- ЗАДАНИЕ 1 -
Определите, соответствуют ли фрагменту о «Тёркине» утверждения (а), (б) и (в). Для каждого ответьте «да» или «нет» и приведите решающие слова фрагмента точной цитатой.
(а) В разбираемых строках вместо двух пар рифм использованы две тройки.
(б) После начала Великой Отечественной войны Твардовского упрекали за выбор размера.
(в) Красноармейцы присылали в редакцию «Красной звезды» собственные продолжения поэмы.

- ФРАГМЕНТ ДОКУМЕНТА -
::::

Полка. О главных книгах русской литературы (тома III, IV) — страница 115 из 197

Берег левый, берег правый,

Снег шершавый, кромка льда…

Кому память, кому слава,

Кому тёмная вода, –

Ни приметы, ни следа.

В этих строках даётся экспозиция, панорама будущих военных действий, и Твардовский всеми силами задерживает на ней внимание читателя. Вместо двух пар рифм здесь две тройки (переправа – правый – слава, льда – вода – следа), да ещё в середине третьей строки добавляется внутренняя рифма «шершавый». Звуковые и словесные повторы («берег левый, берег правый») не только создают ритмический эффект, но и рисуют наглядную картину, намечают маршрут: вот точка А, а вот точка Б. Чтобы эта картина не воспринималась слишком «автоматически», Твардовский прибегает к перебою метра: в строке «Кому память, кому слава» ударения дважды падают не туда, куда велит хорей. Такой приём, как бы вводящий в строгий метр «нормальную» человеческую фразу, характерен для народной поэзии[796], а здесь он замедляет восприятие и заставляет задуматься о людях, которые стоят за этими «кому».

Естественный, разговорный ритм хорея и определил выбор поэта: «поверив» в строку «Переправа, переправа», Твардовский «почувствовал, что это слово не может быть произнесено иначе… ‹…› Я и думать забыл – хорей это или не хорей, потому что ни в каких хореях на свете этой строки не было, а теперь она была и сама определяла строй и лад дальнейшей речи». После начала Великой Отечественной войны тревоги Твардовского о «несолидности» размера отступили – и никаких упрёков на эту тему он не получал. Напротив, читатели «Тёркина», красноармейцы, доказывали, что четырёхстопный хорей универсален: они присылали автору и редакции «Красной звезды» собственные продолжения поэмы, а когда «книга про бойца» была закончена вместе с войной, жаловались, что Твардовский не стал изображать Тёркина в мирной жизни, и предлагали, например, такие варианты – разумеется, хореем:

Что же делает наш Тёркин?

Посещает ли вечёрки?

Иль женился уж давно?

::::

- ПРЕДОСТАВЛЕННЫЕ ЗАПИСИ -
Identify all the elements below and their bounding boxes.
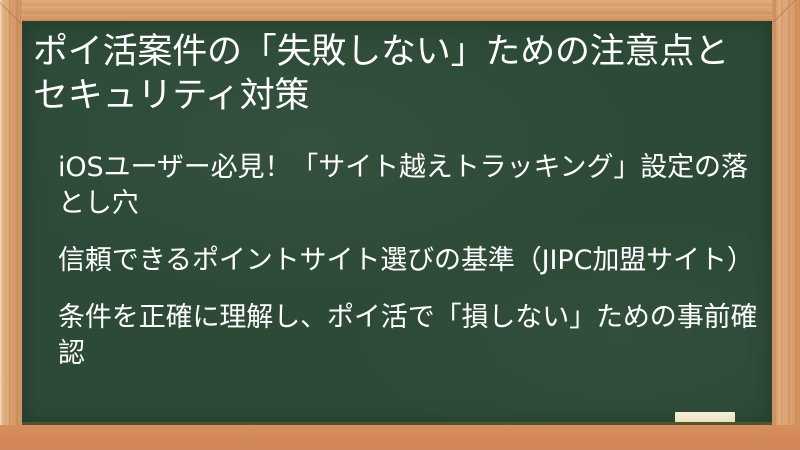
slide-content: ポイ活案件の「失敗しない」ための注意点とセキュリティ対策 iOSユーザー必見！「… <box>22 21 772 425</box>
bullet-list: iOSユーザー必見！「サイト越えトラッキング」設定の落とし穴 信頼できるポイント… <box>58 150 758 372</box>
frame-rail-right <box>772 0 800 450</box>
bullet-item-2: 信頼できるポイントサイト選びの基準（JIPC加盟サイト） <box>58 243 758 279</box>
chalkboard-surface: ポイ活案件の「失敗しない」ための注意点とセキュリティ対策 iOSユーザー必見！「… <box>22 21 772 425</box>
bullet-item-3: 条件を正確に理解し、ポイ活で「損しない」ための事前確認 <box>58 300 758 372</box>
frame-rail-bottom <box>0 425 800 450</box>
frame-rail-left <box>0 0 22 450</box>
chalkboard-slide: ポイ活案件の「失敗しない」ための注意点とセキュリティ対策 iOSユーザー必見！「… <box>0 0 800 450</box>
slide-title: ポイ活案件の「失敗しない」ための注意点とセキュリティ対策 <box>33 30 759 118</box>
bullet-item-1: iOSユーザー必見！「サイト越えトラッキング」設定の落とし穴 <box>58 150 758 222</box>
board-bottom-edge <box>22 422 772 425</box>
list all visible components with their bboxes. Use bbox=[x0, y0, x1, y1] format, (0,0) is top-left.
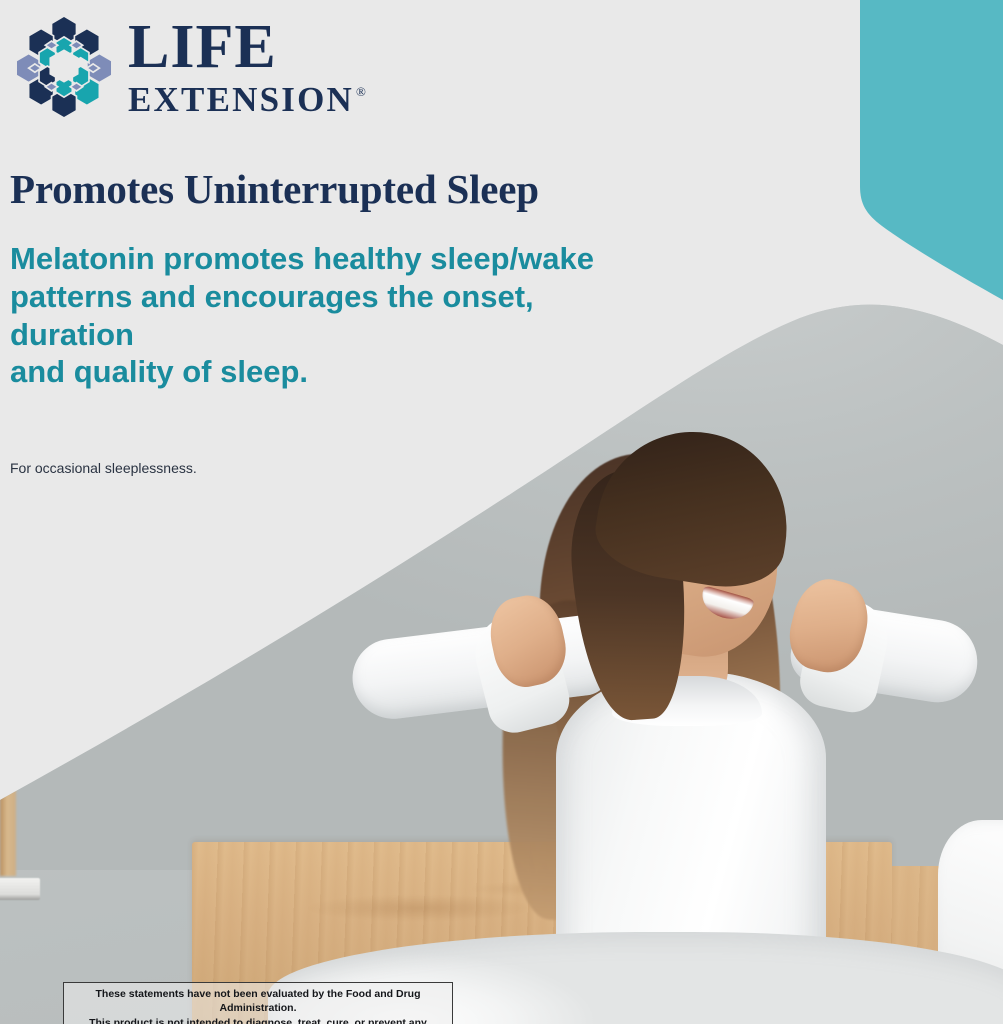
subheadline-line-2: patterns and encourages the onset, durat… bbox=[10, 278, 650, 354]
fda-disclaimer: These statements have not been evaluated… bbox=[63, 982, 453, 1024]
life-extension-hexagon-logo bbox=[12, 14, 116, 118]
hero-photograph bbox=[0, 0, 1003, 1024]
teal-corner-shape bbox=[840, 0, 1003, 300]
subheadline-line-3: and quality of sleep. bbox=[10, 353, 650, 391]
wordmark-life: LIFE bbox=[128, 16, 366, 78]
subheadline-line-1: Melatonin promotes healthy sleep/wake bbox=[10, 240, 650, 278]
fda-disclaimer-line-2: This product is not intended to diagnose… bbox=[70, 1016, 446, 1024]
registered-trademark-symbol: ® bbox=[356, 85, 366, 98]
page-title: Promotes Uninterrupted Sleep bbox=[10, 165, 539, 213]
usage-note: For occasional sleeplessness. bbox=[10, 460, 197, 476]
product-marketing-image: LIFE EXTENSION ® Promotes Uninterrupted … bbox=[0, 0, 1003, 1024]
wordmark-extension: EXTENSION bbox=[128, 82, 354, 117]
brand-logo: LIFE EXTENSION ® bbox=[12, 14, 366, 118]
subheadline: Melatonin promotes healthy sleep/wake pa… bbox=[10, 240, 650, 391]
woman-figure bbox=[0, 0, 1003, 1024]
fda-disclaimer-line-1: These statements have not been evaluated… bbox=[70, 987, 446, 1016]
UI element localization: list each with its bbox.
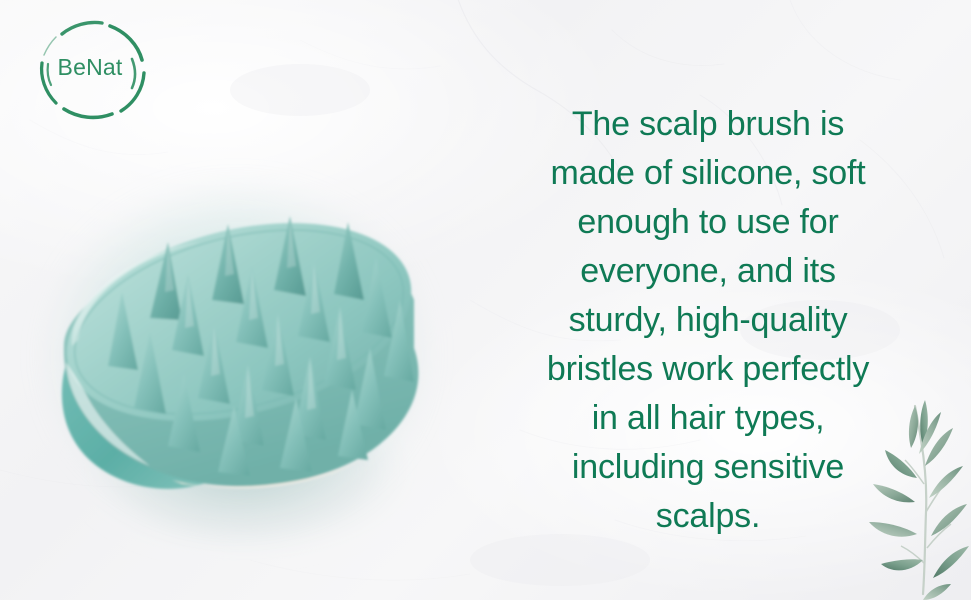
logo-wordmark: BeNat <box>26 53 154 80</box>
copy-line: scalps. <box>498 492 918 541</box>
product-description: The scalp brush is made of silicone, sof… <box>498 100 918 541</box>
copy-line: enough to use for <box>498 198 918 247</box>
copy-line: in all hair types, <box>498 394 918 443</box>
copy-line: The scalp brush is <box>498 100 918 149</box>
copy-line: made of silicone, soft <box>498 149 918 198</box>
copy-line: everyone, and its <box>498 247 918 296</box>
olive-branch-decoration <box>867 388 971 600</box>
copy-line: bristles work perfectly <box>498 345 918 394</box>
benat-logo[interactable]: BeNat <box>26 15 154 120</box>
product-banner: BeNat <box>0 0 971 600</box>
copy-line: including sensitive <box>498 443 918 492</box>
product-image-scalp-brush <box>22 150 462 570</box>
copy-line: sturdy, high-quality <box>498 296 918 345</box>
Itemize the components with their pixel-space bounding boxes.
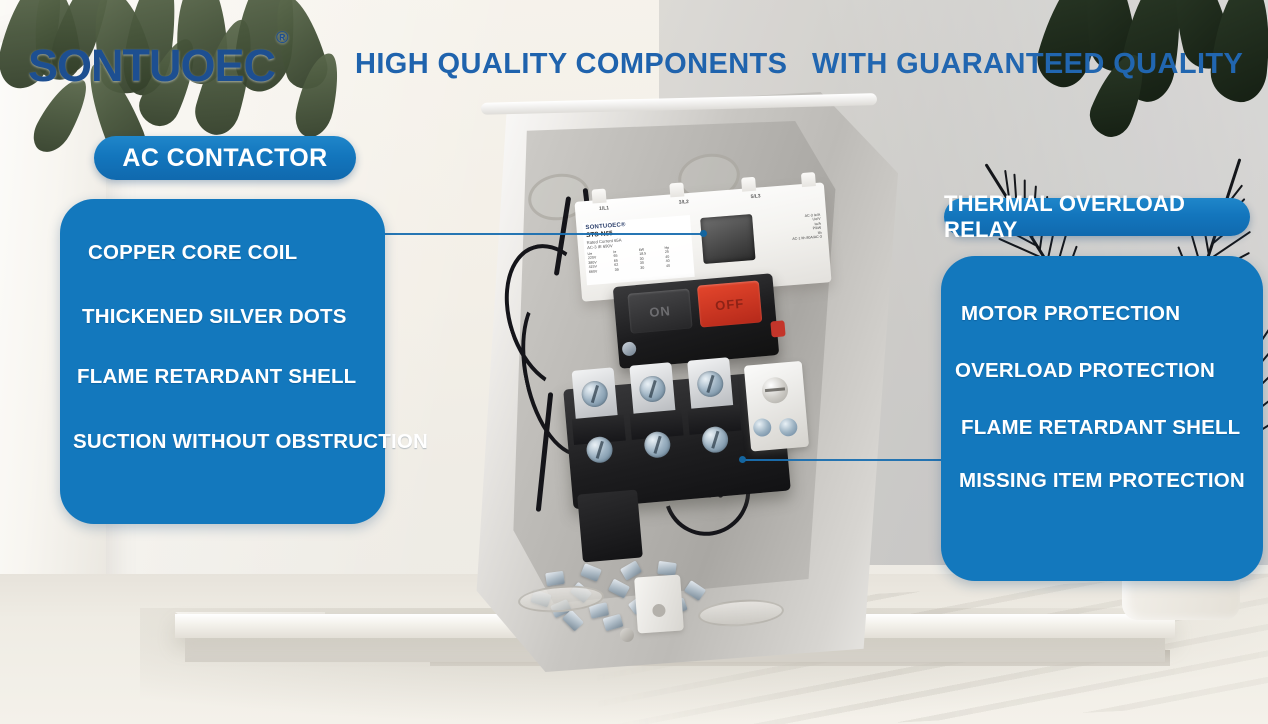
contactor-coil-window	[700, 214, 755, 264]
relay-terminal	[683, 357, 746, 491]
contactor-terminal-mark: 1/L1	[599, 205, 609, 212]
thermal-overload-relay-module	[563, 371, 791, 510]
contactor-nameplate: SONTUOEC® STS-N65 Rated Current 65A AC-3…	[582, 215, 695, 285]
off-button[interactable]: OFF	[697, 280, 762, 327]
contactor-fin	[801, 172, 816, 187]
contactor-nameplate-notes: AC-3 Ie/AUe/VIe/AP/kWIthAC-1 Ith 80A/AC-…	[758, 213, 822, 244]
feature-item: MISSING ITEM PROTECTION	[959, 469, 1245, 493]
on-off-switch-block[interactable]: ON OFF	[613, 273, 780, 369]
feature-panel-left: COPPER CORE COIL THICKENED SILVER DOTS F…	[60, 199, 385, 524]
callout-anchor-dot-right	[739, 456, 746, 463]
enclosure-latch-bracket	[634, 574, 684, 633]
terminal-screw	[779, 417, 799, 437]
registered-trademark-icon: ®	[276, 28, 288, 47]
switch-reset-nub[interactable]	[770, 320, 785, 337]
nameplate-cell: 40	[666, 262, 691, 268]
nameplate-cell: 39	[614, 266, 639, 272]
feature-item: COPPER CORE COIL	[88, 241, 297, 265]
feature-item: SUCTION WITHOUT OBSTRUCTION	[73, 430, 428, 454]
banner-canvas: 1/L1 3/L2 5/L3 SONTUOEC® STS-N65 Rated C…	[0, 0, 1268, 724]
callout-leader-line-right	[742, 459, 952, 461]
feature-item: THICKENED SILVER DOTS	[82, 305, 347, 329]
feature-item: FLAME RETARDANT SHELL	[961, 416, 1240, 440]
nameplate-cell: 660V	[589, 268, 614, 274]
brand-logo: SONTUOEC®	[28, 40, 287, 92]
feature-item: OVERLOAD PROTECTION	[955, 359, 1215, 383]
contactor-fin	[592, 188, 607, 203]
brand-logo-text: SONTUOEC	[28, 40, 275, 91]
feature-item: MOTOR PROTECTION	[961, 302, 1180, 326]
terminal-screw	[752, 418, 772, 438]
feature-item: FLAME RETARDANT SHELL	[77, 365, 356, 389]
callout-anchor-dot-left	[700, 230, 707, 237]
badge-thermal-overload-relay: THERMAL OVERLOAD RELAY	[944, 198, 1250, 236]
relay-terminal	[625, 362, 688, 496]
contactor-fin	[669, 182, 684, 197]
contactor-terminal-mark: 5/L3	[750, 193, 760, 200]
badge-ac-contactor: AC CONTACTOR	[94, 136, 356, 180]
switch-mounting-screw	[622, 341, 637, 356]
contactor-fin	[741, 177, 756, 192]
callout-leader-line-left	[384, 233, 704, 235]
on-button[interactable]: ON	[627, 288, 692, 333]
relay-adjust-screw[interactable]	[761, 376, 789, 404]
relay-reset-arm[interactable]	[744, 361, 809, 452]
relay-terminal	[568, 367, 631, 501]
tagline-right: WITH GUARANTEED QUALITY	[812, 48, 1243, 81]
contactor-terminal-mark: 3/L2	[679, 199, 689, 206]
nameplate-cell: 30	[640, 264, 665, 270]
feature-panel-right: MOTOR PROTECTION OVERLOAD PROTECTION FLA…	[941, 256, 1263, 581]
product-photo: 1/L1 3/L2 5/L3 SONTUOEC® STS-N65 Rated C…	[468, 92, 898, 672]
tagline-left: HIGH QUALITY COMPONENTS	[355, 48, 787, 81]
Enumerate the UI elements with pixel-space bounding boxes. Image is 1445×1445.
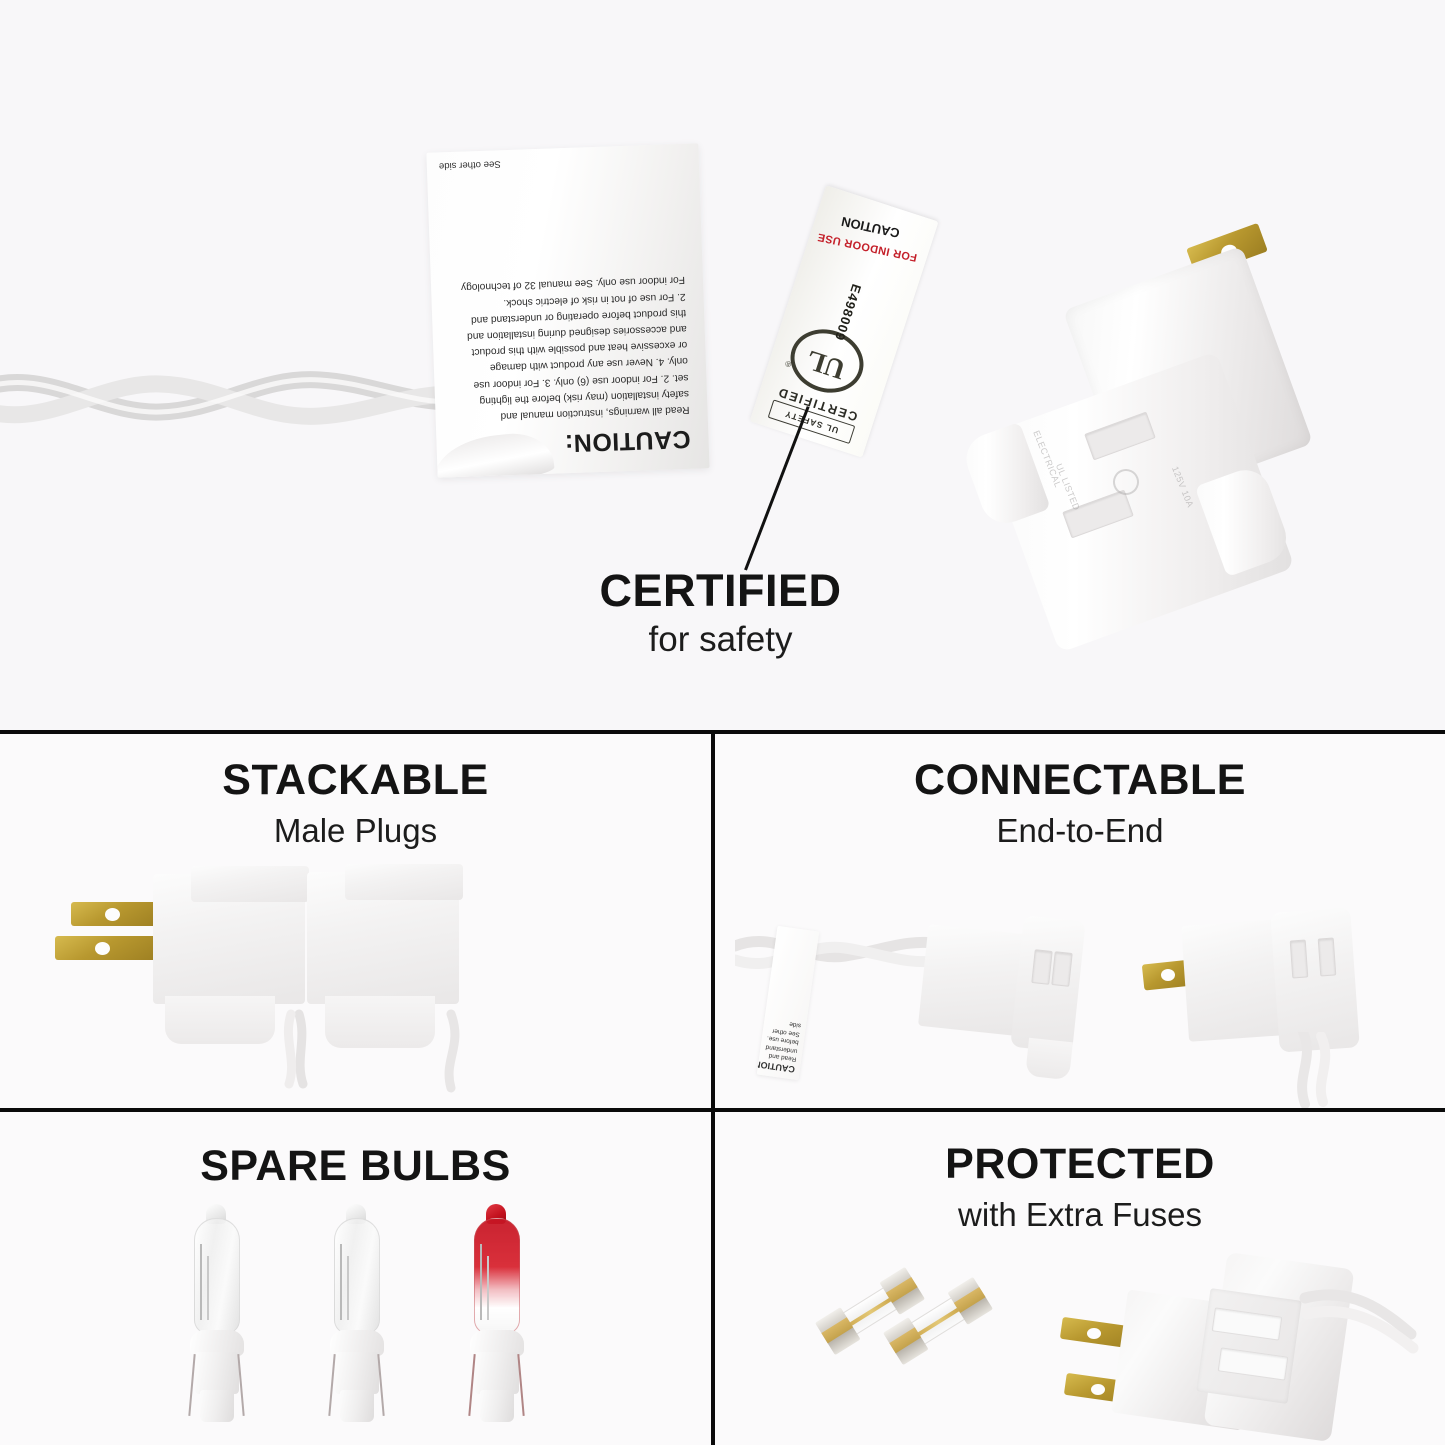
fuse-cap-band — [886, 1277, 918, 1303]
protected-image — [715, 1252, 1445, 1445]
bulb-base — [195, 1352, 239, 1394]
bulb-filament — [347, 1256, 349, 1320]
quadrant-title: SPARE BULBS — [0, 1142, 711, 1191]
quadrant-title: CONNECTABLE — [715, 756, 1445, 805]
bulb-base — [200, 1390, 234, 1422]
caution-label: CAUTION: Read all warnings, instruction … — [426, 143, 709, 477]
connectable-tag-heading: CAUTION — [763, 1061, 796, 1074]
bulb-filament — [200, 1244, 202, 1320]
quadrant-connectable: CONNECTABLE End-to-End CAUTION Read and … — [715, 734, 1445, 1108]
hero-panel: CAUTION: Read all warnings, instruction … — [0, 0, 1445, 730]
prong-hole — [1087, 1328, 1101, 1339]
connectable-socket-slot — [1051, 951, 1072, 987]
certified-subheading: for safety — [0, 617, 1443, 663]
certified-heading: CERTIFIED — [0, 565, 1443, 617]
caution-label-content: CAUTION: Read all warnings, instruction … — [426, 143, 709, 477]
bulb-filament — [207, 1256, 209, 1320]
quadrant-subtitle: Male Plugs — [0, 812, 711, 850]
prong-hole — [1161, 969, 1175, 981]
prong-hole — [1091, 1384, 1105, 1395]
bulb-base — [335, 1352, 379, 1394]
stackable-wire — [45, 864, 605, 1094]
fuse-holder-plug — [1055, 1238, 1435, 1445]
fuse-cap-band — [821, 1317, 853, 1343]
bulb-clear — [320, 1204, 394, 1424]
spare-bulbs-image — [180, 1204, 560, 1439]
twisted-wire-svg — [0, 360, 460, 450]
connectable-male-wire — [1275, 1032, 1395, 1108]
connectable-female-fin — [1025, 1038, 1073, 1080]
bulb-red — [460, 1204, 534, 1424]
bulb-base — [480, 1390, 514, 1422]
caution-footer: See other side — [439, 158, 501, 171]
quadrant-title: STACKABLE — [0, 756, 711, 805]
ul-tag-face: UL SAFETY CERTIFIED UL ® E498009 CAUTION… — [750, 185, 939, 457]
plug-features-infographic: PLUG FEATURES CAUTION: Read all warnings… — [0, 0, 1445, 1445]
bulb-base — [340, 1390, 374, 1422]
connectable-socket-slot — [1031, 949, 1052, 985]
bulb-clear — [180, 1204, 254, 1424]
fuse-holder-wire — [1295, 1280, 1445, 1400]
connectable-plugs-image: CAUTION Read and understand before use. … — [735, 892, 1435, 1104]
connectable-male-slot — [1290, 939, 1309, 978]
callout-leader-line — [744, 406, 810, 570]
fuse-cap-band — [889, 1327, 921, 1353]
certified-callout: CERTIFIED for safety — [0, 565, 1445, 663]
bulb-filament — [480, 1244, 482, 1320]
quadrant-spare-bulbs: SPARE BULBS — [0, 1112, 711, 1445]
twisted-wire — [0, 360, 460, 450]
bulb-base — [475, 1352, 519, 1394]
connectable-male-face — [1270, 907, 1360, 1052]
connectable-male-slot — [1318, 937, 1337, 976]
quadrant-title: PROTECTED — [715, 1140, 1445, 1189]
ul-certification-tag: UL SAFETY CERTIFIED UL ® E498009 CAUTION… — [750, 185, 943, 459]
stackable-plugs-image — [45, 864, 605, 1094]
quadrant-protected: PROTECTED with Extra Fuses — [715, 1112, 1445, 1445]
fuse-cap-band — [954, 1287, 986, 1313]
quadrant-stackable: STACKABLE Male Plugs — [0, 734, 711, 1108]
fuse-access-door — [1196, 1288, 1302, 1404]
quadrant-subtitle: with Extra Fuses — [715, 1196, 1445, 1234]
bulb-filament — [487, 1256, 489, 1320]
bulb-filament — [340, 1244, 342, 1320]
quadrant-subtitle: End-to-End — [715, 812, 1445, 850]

::::

- ЗАДАНИЕ 2 -
Верните все строки записей, в которых встречается строка «tagline». Регистр учитывается.

- ПОЛНЫЙ ОТВЕТ 1 -
(а) Да: «Вместо двух пар рифм здесь две тройки».
(б) Нет: «никаких упрёков на эту тему он не получал».
(в) Да: «они присылали автору и редакции «Красной звезды» собственные продолжения поэмы».

- ПОЛНЫЙ ОТВЕТ 2 -
tagline-right: WITH GUARANTEED QUALITY	[812, 48, 1243, 81]
tagline-left: HIGH QUALITY COMPONENTS	[355, 48, 787, 81]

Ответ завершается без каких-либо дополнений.